───── Data supplied ─────

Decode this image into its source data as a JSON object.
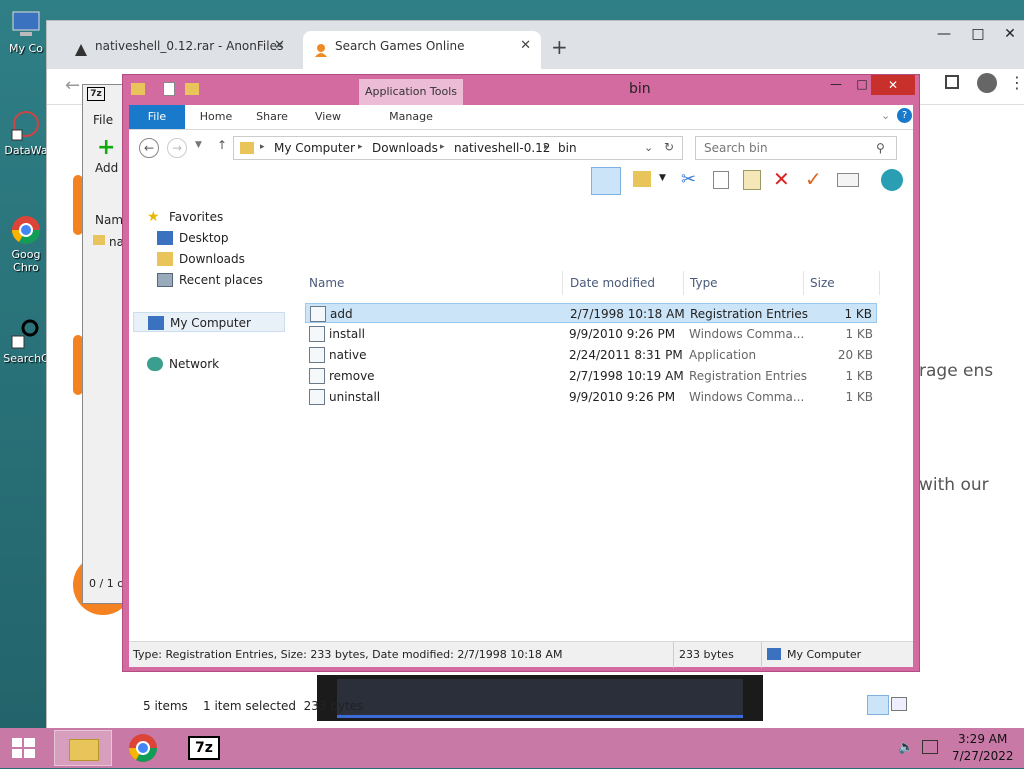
{
  "desktop": {
    "icons": [
      {
        "label": "My Co",
        "icon": "computer-icon"
      },
      {
        "label": "DataWa",
        "icon": "app-shortcut-icon"
      },
      {
        "label": "Goog",
        "label2": "Chro",
        "icon": "chrome-icon"
      },
      {
        "label": "SearchC",
        "icon": "app-shortcut-icon"
      }
    ]
  },
  "chrome": {
    "tabs": [
      {
        "title": "nativeshell_0.12.rar - AnonFiles",
        "icon": "anonfiles-icon"
      },
      {
        "title": "Search Games Online",
        "icon": "search-games-icon"
      }
    ],
    "close_symbol": "✕",
    "newtab_symbol": "+",
    "page_text": [
      "rage ens",
      "with our"
    ]
  },
  "sevenzip": {
    "menu_file": "File",
    "add_label": "Add",
    "col_name": "Name",
    "row": "na",
    "status": "0 / 1 o"
  },
  "explorer": {
    "title": "bin",
    "context_tab": "Application Tools",
    "ribbon": {
      "file": "File",
      "home": "Home",
      "share": "Share",
      "view": "View",
      "manage": "Manage"
    },
    "breadcrumb": [
      "My Computer",
      "Downloads",
      "nativeshell-0.12",
      "bin"
    ],
    "search_placeholder": "Search bin",
    "nav": {
      "favorites": "Favorites",
      "desktop": "Desktop",
      "downloads": "Downloads",
      "recent": "Recent places",
      "computer": "My Computer",
      "network": "Network"
    },
    "columns": {
      "name": "Name",
      "date": "Date modified",
      "type": "Type",
      "size": "Size"
    },
    "files": [
      {
        "name": "add",
        "date": "2/7/1998 10:18 AM",
        "type": "Registration Entries",
        "size": "1 KB"
      },
      {
        "name": "install",
        "date": "9/9/2010 9:26 PM",
        "type": "Windows Comma...",
        "size": "1 KB"
      },
      {
        "name": "native",
        "date": "2/24/2011 8:31 PM",
        "type": "Application",
        "size": "20 KB"
      },
      {
        "name": "remove",
        "date": "2/7/1998 10:19 AM",
        "type": "Registration Entries",
        "size": "1 KB"
      },
      {
        "name": "uninstall",
        "date": "9/9/2010 9:26 PM",
        "type": "Windows Comma...",
        "size": "1 KB"
      }
    ],
    "item_count": "5 items",
    "selection": "1 item selected  233 bytes",
    "status_detail": "Type: Registration Entries, Size: 233 bytes, Date modified: 2/7/1998 10:18 AM",
    "status_size": "233 bytes",
    "status_location": "My Computer"
  },
  "taskbar": {
    "time": "3:29 AM",
    "date": "7/27/2022",
    "sevenz_label": "7z"
  },
  "colors": {
    "accent": "#d46ba0",
    "selection": "#cce4f7",
    "ribbon_file": "#1979ca"
  }
}
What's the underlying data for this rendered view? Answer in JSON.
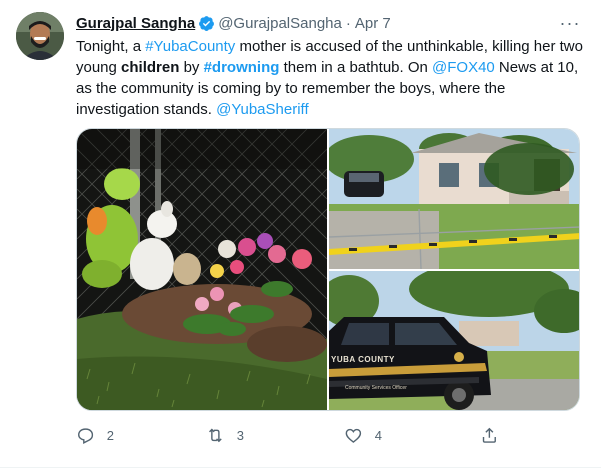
{
  "tweet": {
    "author_name": "Gurajpal Sangha",
    "author_handle": "@GurajpalSangha",
    "separator": "·",
    "date": "Apr 7",
    "more_glyph": "···",
    "text": {
      "t1": "Tonight, a ",
      "l1": "#YubaCounty",
      "t2": " mother is accused of the unthinkable, killing her two young ",
      "b1": "children",
      "t3": " by ",
      "l2": "#drowning",
      "t4": " them in a bathtub. On ",
      "l3": "@FOX40",
      "t5": " News at 10, as the community is coming by to remember the boys, where the investigation stands. ",
      "l4": "@YubaSheriff"
    },
    "media": {
      "left": {
        "depicts": "memorial-with-stuffed-animals-and-flowers"
      },
      "right_top": {
        "depicts": "house-with-yellow-police-tape"
      },
      "right_bottom": {
        "depicts": "sheriff-vehicle"
      },
      "vehicle_text": {
        "line1": "YUBA COUNTY",
        "line2": "Community Services Officer"
      }
    },
    "actions": {
      "reply_count": "2",
      "retweet_count": "3",
      "like_count": "4"
    },
    "colors": {
      "link": "#1d9bf0",
      "verified": "#1d9bf0",
      "muted": "#536471",
      "text": "#0f1419"
    }
  }
}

─────

- [What is asked]:
Without the pictures, extract every entry verbatim.

- [Output]:
Decode this image into its source data as a JSON object.
{
  "desktop": {
    "icons": [
      {
        "label": "My Co",
        "icon": "computer-icon"
      },
      {
        "label": "DataWa",
        "icon": "app-shortcut-icon"
      },
      {
        "label": "Goog",
        "label2": "Chro",
        "icon": "chrome-icon"
      },
      {
        "label": "SearchC",
        "icon": "app-shortcut-icon"
      }
    ]
  },
  "chrome": {
    "tabs": [
      {
        "title": "nativeshell_0.12.rar - AnonFiles",
        "icon": "anonfiles-icon"
      },
      {
        "title": "Search Games Online",
        "icon": "search-games-icon"
      }
    ],
    "close_symbol": "✕",
    "newtab_symbol": "+",
    "page_text": [
      "rage ens",
      "with our"
    ]
  },
  "sevenzip": {
    "menu_file": "File",
    "add_label": "Add",
    "col_name": "Name",
    "row": "na",
    "status": "0 / 1 o"
  },
  "explorer": {
    "title": "bin",
    "context_tab": "Application Tools",
    "ribbon": {
      "file": "File",
      "home": "Home",
      "share": "Share",
      "view": "View",
      "manage": "Manage"
    },
    "breadcrumb": [
      "My Computer",
      "Downloads",
      "nativeshell-0.12",
      "bin"
    ],
    "search_placeholder": "Search bin",
    "nav": {
      "favorites": "Favorites",
      "desktop": "Desktop",
      "downloads": "Downloads",
      "recent": "Recent places",
      "computer": "My Computer",
      "network": "Network"
    },
    "columns": {
      "name": "Name",
      "date": "Date modified",
      "type": "Type",
      "size": "Size"
    },
    "files": [
      {
        "name": "add",
        "date": "2/7/1998 10:18 AM",
        "type": "Registration Entries",
        "size": "1 KB"
      },
      {
        "name": "install",
        "date": "9/9/2010 9:26 PM",
        "type": "Windows Comma...",
        "size": "1 KB"
      },
      {
        "name": "native",
        "date": "2/24/2011 8:31 PM",
        "type": "Application",
        "size": "20 KB"
      },
      {
        "name": "remove",
        "date": "2/7/1998 10:19 AM",
        "type": "Registration Entries",
        "size": "1 KB"
      },
      {
        "name": "uninstall",
        "date": "9/9/2010 9:26 PM",
        "type": "Windows Comma...",
        "size": "1 KB"
      }
    ],
    "item_count": "5 items",
    "selection": "1 item selected  233 bytes",
    "status_detail": "Type: Registration Entries, Size: 233 bytes, Date modified: 2/7/1998 10:18 AM",
    "status_size": "233 bytes",
    "status_location": "My Computer"
  },
  "taskbar": {
    "time": "3:29 AM",
    "date": "7/27/2022",
    "sevenz_label": "7z"
  },
  "colors": {
    "accent": "#d46ba0",
    "selection": "#cce4f7",
    "ribbon_file": "#1979ca"
  }
}
What's the underlying data for this rendered view? Answer in JSON.
{
  "tweet": {
    "author_name": "Gurajpal Sangha",
    "author_handle": "@GurajpalSangha",
    "separator": "·",
    "date": "Apr 7",
    "more_glyph": "···",
    "text": {
      "t1": "Tonight, a ",
      "l1": "#YubaCounty",
      "t2": " mother is accused of the unthinkable, killing her two young ",
      "b1": "children",
      "t3": " by ",
      "l2": "#drowning",
      "t4": " them in a bathtub. On ",
      "l3": "@FOX40",
      "t5": " News at 10, as the community is coming by to remember the boys, where the investigation stands. ",
      "l4": "@YubaSheriff"
    },
    "media": {
      "left": {
        "depicts": "memorial-with-stuffed-animals-and-flowers"
      },
      "right_top": {
        "depicts": "house-with-yellow-police-tape"
      },
      "right_bottom": {
        "depicts": "sheriff-vehicle"
      },
      "vehicle_text": {
        "line1": "YUBA COUNTY",
        "line2": "Community Services Officer"
      }
    },
    "actions": {
      "reply_count": "2",
      "retweet_count": "3",
      "like_count": "4"
    },
    "colors": {
      "link": "#1d9bf0",
      "verified": "#1d9bf0",
      "muted": "#536471",
      "text": "#0f1419"
    }
  }
}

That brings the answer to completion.